- **Task**
Output every line of the items below as it stands, leaving out the pictures.

#### Task input ####

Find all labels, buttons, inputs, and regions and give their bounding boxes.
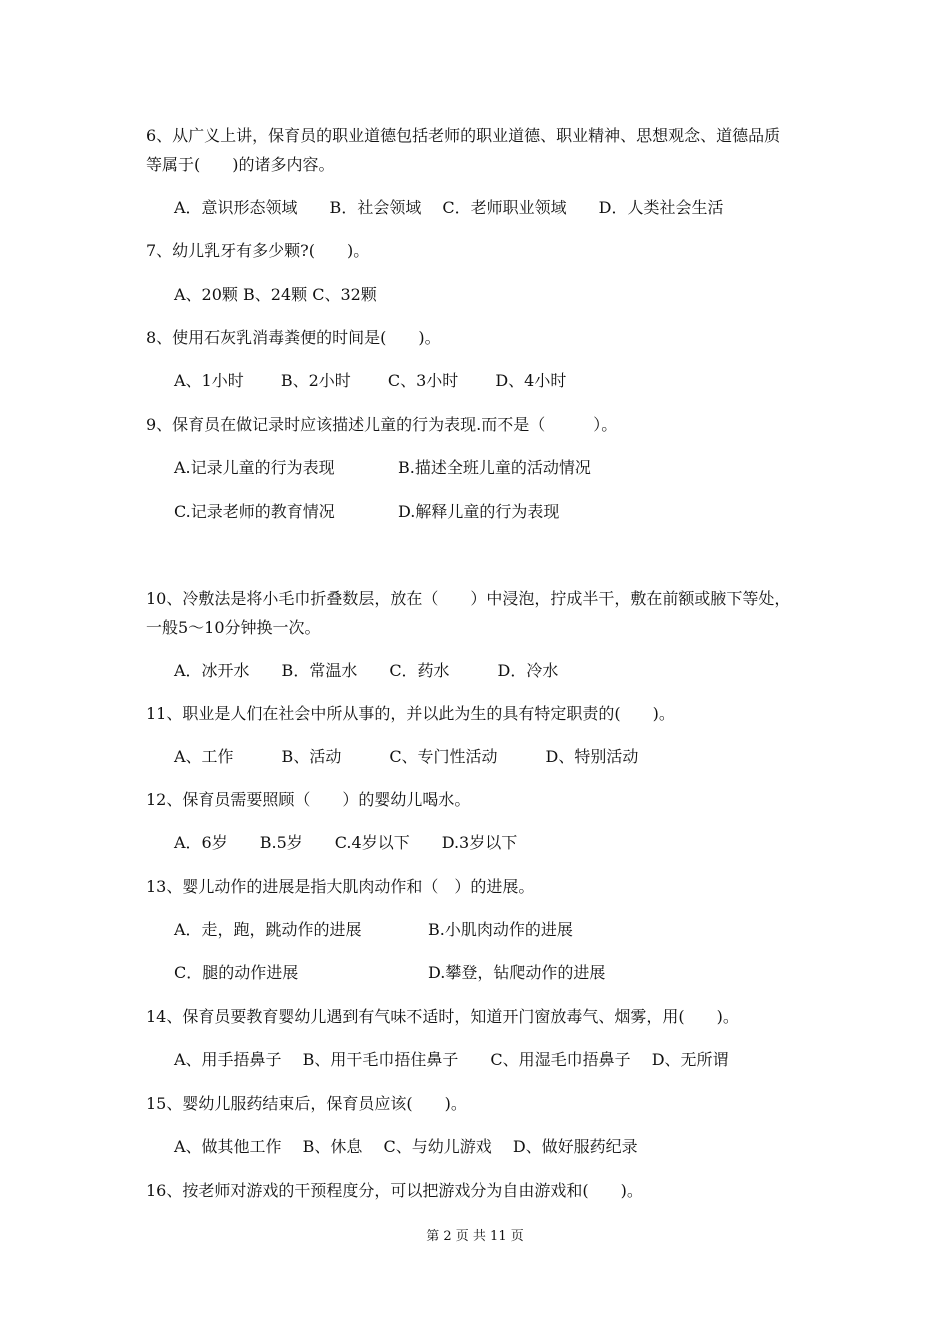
question-13-option-c: C．腿的动作进展 — [174, 963, 299, 982]
question-12-options: A．6岁 B.5岁 C.4岁以下 D.3岁以下 — [174, 833, 518, 852]
question-6-options: A．意识形态领域 B．社会领域 C．老师职业领域 D．人类社会生活 — [174, 198, 724, 217]
question-9: 9、保育员在做记录时应该描述儿童的行为表现.而不是（ ）。 — [146, 415, 618, 434]
page-number-footer: 第 2 页 共 11 页 — [426, 1229, 524, 1244]
question-9-option-a: A.记录儿童的行为表现 — [174, 458, 335, 477]
question-16: 16、按老师对游戏的干预程度分，可以把游戏分为自由游戏和( )。 — [146, 1181, 643, 1200]
question-15: 15、婴幼儿服药结束后，保育员应该( )。 — [146, 1094, 467, 1113]
question-12: 12、保育员需要照顾（ ）的婴幼儿喝水。 — [146, 790, 471, 809]
question-6-line-2: 等属于( )的诸多内容。 — [146, 155, 335, 174]
question-11: 11、职业是人们在社会中所从事的，并以此为生的具有特定职责的( )。 — [146, 704, 675, 723]
question-7-options: A、20颗 B、24颗 C、32颗 — [174, 285, 377, 304]
question-14: 14、保育员要教育婴幼儿遇到有气味不适时，知道开门窗放毒气、烟雾，用( )。 — [146, 1007, 739, 1026]
question-10-line-1: 10、冷敷法是将小毛巾折叠数层，放在（ ）中浸泡，拧成半干，敷在前额或腋下等处， — [146, 589, 791, 608]
question-9-option-c: C.记录老师的教育情况 — [174, 502, 335, 521]
question-13: 13、婴儿动作的进展是指大肌肉动作和（ ）的进展。 — [146, 877, 535, 896]
question-6-line-1: 6、从广义上讲，保育员的职业道德包括老师的职业道德、职业精神、思想观念、道德品质 — [146, 126, 781, 145]
question-15-options: A、做其他工作 B、休息 C、与幼儿游戏 D、做好服药纪录 — [174, 1137, 638, 1156]
question-8-options: A、1小时 B、2小时 C、3小时 D、4小时 — [174, 371, 567, 390]
question-11-options: A、工作 B、活动 C、专门性活动 D、特别活动 — [174, 747, 639, 766]
question-10-line-2: 一般5～10分钟换一次。 — [146, 618, 321, 637]
question-7: 7、幼儿乳牙有多少颗?( )。 — [146, 241, 370, 260]
question-8: 8、使用石灰乳消毒粪便的时间是( )。 — [146, 328, 441, 347]
question-13-option-d: D.攀登，钻爬动作的进展 — [428, 963, 606, 982]
question-14-options: A、用手捂鼻子 B、用干毛巾捂住鼻子 C、用湿毛巾捂鼻子 D、无所谓 — [174, 1050, 729, 1069]
question-9-option-d: D.解释儿童的行为表现 — [398, 502, 560, 521]
question-10-options: A．冰开水 B．常温水 C．药水 D．冷水 — [174, 661, 559, 680]
question-9-option-b: B.描述全班儿童的活动情况 — [398, 458, 591, 477]
question-13-option-a: A．走，跑，跳动作的进展 — [174, 920, 362, 939]
question-13-option-b: B.小肌肉动作的进展 — [428, 920, 573, 939]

####

- **Correct output**
Find all labels, buttons, inputs, and regions and give their bounding boxes.
question-13-option-c: C．腿的动作进展 — [174, 963, 299, 982]
question-12-options: A．6岁 B.5岁 C.4岁以下 D.3岁以下 — [174, 833, 518, 852]
question-6-options: A．意识形态领域 B．社会领域 C．老师职业领域 D．人类社会生活 — [174, 198, 724, 217]
question-9: 9、保育员在做记录时应该描述儿童的行为表现.而不是（ ）。 — [146, 415, 618, 434]
page-number-footer: 第 2 页 共 11 页 — [426, 1229, 524, 1244]
question-9-option-a: A.记录儿童的行为表现 — [174, 458, 335, 477]
question-16: 16、按老师对游戏的干预程度分，可以把游戏分为自由游戏和( )。 — [146, 1181, 643, 1200]
question-15: 15、婴幼儿服药结束后，保育员应该( )。 — [146, 1094, 467, 1113]
question-12: 12、保育员需要照顾（ ）的婴幼儿喝水。 — [146, 790, 471, 809]
question-6-line-2: 等属于( )的诸多内容。 — [146, 155, 335, 174]
question-11: 11、职业是人们在社会中所从事的，并以此为生的具有特定职责的( )。 — [146, 704, 675, 723]
question-7-options: A、20颗 B、24颗 C、32颗 — [174, 285, 377, 304]
question-14: 14、保育员要教育婴幼儿遇到有气味不适时，知道开门窗放毒气、烟雾，用( )。 — [146, 1007, 739, 1026]
question-10-line-1: 10、冷敷法是将小毛巾折叠数层，放在（ ）中浸泡，拧成半干，敷在前额或腋下等处， — [146, 589, 791, 608]
question-9-option-c: C.记录老师的教育情况 — [174, 502, 335, 521]
question-13: 13、婴儿动作的进展是指大肌肉动作和（ ）的进展。 — [146, 877, 535, 896]
question-6-line-1: 6、从广义上讲，保育员的职业道德包括老师的职业道德、职业精神、思想观念、道德品质 — [146, 126, 781, 145]
question-15-options: A、做其他工作 B、休息 C、与幼儿游戏 D、做好服药纪录 — [174, 1137, 638, 1156]
question-8-options: A、1小时 B、2小时 C、3小时 D、4小时 — [174, 371, 567, 390]
question-11-options: A、工作 B、活动 C、专门性活动 D、特别活动 — [174, 747, 639, 766]
question-10-line-2: 一般5～10分钟换一次。 — [146, 618, 321, 637]
question-7: 7、幼儿乳牙有多少颗?( )。 — [146, 241, 370, 260]
question-8: 8、使用石灰乳消毒粪便的时间是( )。 — [146, 328, 441, 347]
question-13-option-d: D.攀登，钻爬动作的进展 — [428, 963, 606, 982]
question-14-options: A、用手捂鼻子 B、用干毛巾捂住鼻子 C、用湿毛巾捂鼻子 D、无所谓 — [174, 1050, 729, 1069]
question-9-option-d: D.解释儿童的行为表现 — [398, 502, 560, 521]
question-10-options: A．冰开水 B．常温水 C．药水 D．冷水 — [174, 661, 559, 680]
question-9-option-b: B.描述全班儿童的活动情况 — [398, 458, 591, 477]
question-13-option-a: A．走，跑，跳动作的进展 — [174, 920, 362, 939]
question-13-option-b: B.小肌肉动作的进展 — [428, 920, 573, 939]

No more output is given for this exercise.